INSTRUCTIONS FOR THE TASK: Quote the records that follow in full, leaving the pictures out.

(Collected data)

※

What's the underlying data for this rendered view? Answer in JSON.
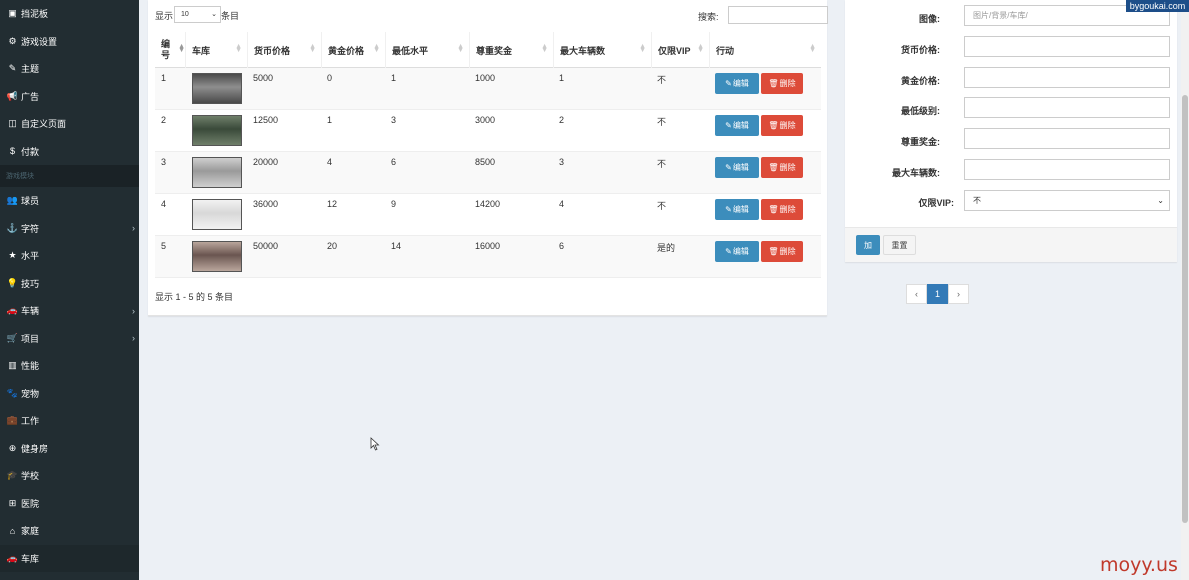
{
  "sidebar": {
    "items": [
      {
        "icon": "dashboard-icon",
        "glyph": "▣",
        "label": "挡泥板"
      },
      {
        "icon": "gears-icon",
        "glyph": "⚙",
        "label": "游戏设置"
      },
      {
        "icon": "brush-icon",
        "glyph": "✎",
        "label": "主题"
      },
      {
        "icon": "bullhorn-icon",
        "glyph": "📢",
        "label": "广告"
      },
      {
        "icon": "page-icon",
        "glyph": "◫",
        "label": "自定义页面"
      },
      {
        "icon": "dollar-icon",
        "glyph": "$",
        "label": "付款"
      }
    ],
    "section_header": "游戏模块",
    "game_items": [
      {
        "icon": "users-icon",
        "glyph": "👥",
        "label": "球员"
      },
      {
        "icon": "anchor-icon",
        "glyph": "⚓",
        "label": "字符",
        "has_chevron": true
      },
      {
        "icon": "star-icon",
        "glyph": "★",
        "label": "水平"
      },
      {
        "icon": "lightbulb-icon",
        "glyph": "💡",
        "label": "技巧"
      },
      {
        "icon": "car-icon",
        "glyph": "🚗",
        "label": "车辆",
        "has_chevron": true
      },
      {
        "icon": "cart-icon",
        "glyph": "🛒",
        "label": "项目",
        "has_chevron": true
      },
      {
        "icon": "book-icon",
        "glyph": "▥",
        "label": "性能"
      },
      {
        "icon": "paw-icon",
        "glyph": "🐾",
        "label": "宠物"
      },
      {
        "icon": "briefcase-icon",
        "glyph": "💼",
        "label": "工作"
      },
      {
        "icon": "gym-icon",
        "glyph": "⊕",
        "label": "健身房"
      },
      {
        "icon": "graduation-icon",
        "glyph": "🎓",
        "label": "学校"
      },
      {
        "icon": "hospital-icon",
        "glyph": "⊞",
        "label": "医院"
      },
      {
        "icon": "home-icon",
        "glyph": "⌂",
        "label": "家庭"
      },
      {
        "icon": "garage-car-icon",
        "glyph": "🚗",
        "label": "车库"
      }
    ]
  },
  "table": {
    "length_prefix": "显示",
    "length_value": "10",
    "length_suffix": "条目",
    "search_label": "搜索:",
    "headers": [
      "编号",
      "车库",
      "货币价格",
      "黄金价格",
      "最低水平",
      "尊重奖金",
      "最大车辆数",
      "仅限VIP",
      "行动"
    ],
    "rows": [
      {
        "id": "1",
        "money": "5000",
        "gold": "0",
        "min_level": "1",
        "respect": "1000",
        "max_vehicles": "1",
        "vip": "不"
      },
      {
        "id": "2",
        "money": "12500",
        "gold": "1",
        "min_level": "3",
        "respect": "3000",
        "max_vehicles": "2",
        "vip": "不"
      },
      {
        "id": "3",
        "money": "20000",
        "gold": "4",
        "min_level": "6",
        "respect": "8500",
        "max_vehicles": "3",
        "vip": "不"
      },
      {
        "id": "4",
        "money": "36000",
        "gold": "12",
        "min_level": "9",
        "respect": "14200",
        "max_vehicles": "4",
        "vip": "不"
      },
      {
        "id": "5",
        "money": "50000",
        "gold": "20",
        "min_level": "14",
        "respect": "16000",
        "max_vehicles": "6",
        "vip": "是的"
      }
    ],
    "edit_label": "编辑",
    "delete_label": "删除",
    "info": "显示 1 - 5 的 5 条目",
    "pagination": {
      "prev": "‹",
      "current": "1",
      "next": "›"
    }
  },
  "form": {
    "fields": [
      {
        "label": "图像:",
        "placeholder": "图片/背景/车库/"
      },
      {
        "label": "货币价格:",
        "placeholder": ""
      },
      {
        "label": "黄金价格:",
        "placeholder": ""
      },
      {
        "label": "最低级别:",
        "placeholder": ""
      },
      {
        "label": "尊重奖金:",
        "placeholder": ""
      },
      {
        "label": "最大车辆数:",
        "placeholder": ""
      }
    ],
    "vip_label": "仅限VIP:",
    "vip_value": "不",
    "add_label": "加",
    "reset_label": "重置"
  },
  "watermarks": {
    "top": "bygoukai.com",
    "bottom": "moyy.us"
  }
}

※

OUTPUT BELOW:
What's the underlying data for this rendered view? Answer in JSON.
{
  "sidebar": {
    "items": [
      {
        "icon": "dashboard-icon",
        "glyph": "▣",
        "label": "挡泥板"
      },
      {
        "icon": "gears-icon",
        "glyph": "⚙",
        "label": "游戏设置"
      },
      {
        "icon": "brush-icon",
        "glyph": "✎",
        "label": "主题"
      },
      {
        "icon": "bullhorn-icon",
        "glyph": "📢",
        "label": "广告"
      },
      {
        "icon": "page-icon",
        "glyph": "◫",
        "label": "自定义页面"
      },
      {
        "icon": "dollar-icon",
        "glyph": "$",
        "label": "付款"
      }
    ],
    "section_header": "游戏模块",
    "game_items": [
      {
        "icon": "users-icon",
        "glyph": "👥",
        "label": "球员"
      },
      {
        "icon": "anchor-icon",
        "glyph": "⚓",
        "label": "字符",
        "has_chevron": true
      },
      {
        "icon": "star-icon",
        "glyph": "★",
        "label": "水平"
      },
      {
        "icon": "lightbulb-icon",
        "glyph": "💡",
        "label": "技巧"
      },
      {
        "icon": "car-icon",
        "glyph": "🚗",
        "label": "车辆",
        "has_chevron": true
      },
      {
        "icon": "cart-icon",
        "glyph": "🛒",
        "label": "项目",
        "has_chevron": true
      },
      {
        "icon": "book-icon",
        "glyph": "▥",
        "label": "性能"
      },
      {
        "icon": "paw-icon",
        "glyph": "🐾",
        "label": "宠物"
      },
      {
        "icon": "briefcase-icon",
        "glyph": "💼",
        "label": "工作"
      },
      {
        "icon": "gym-icon",
        "glyph": "⊕",
        "label": "健身房"
      },
      {
        "icon": "graduation-icon",
        "glyph": "🎓",
        "label": "学校"
      },
      {
        "icon": "hospital-icon",
        "glyph": "⊞",
        "label": "医院"
      },
      {
        "icon": "home-icon",
        "glyph": "⌂",
        "label": "家庭"
      },
      {
        "icon": "garage-car-icon",
        "glyph": "🚗",
        "label": "车库"
      }
    ]
  },
  "table": {
    "length_prefix": "显示",
    "length_value": "10",
    "length_suffix": "条目",
    "search_label": "搜索:",
    "headers": [
      "编号",
      "车库",
      "货币价格",
      "黄金价格",
      "最低水平",
      "尊重奖金",
      "最大车辆数",
      "仅限VIP",
      "行动"
    ],
    "rows": [
      {
        "id": "1",
        "money": "5000",
        "gold": "0",
        "min_level": "1",
        "respect": "1000",
        "max_vehicles": "1",
        "vip": "不"
      },
      {
        "id": "2",
        "money": "12500",
        "gold": "1",
        "min_level": "3",
        "respect": "3000",
        "max_vehicles": "2",
        "vip": "不"
      },
      {
        "id": "3",
        "money": "20000",
        "gold": "4",
        "min_level": "6",
        "respect": "8500",
        "max_vehicles": "3",
        "vip": "不"
      },
      {
        "id": "4",
        "money": "36000",
        "gold": "12",
        "min_level": "9",
        "respect": "14200",
        "max_vehicles": "4",
        "vip": "不"
      },
      {
        "id": "5",
        "money": "50000",
        "gold": "20",
        "min_level": "14",
        "respect": "16000",
        "max_vehicles": "6",
        "vip": "是的"
      }
    ],
    "edit_label": "编辑",
    "delete_label": "删除",
    "info": "显示 1 - 5 的 5 条目",
    "pagination": {
      "prev": "‹",
      "current": "1",
      "next": "›"
    }
  },
  "form": {
    "fields": [
      {
        "label": "图像:",
        "placeholder": "图片/背景/车库/"
      },
      {
        "label": "货币价格:",
        "placeholder": ""
      },
      {
        "label": "黄金价格:",
        "placeholder": ""
      },
      {
        "label": "最低级别:",
        "placeholder": ""
      },
      {
        "label": "尊重奖金:",
        "placeholder": ""
      },
      {
        "label": "最大车辆数:",
        "placeholder": ""
      }
    ],
    "vip_label": "仅限VIP:",
    "vip_value": "不",
    "add_label": "加",
    "reset_label": "重置"
  },
  "watermarks": {
    "top": "bygoukai.com",
    "bottom": "moyy.us"
  }
}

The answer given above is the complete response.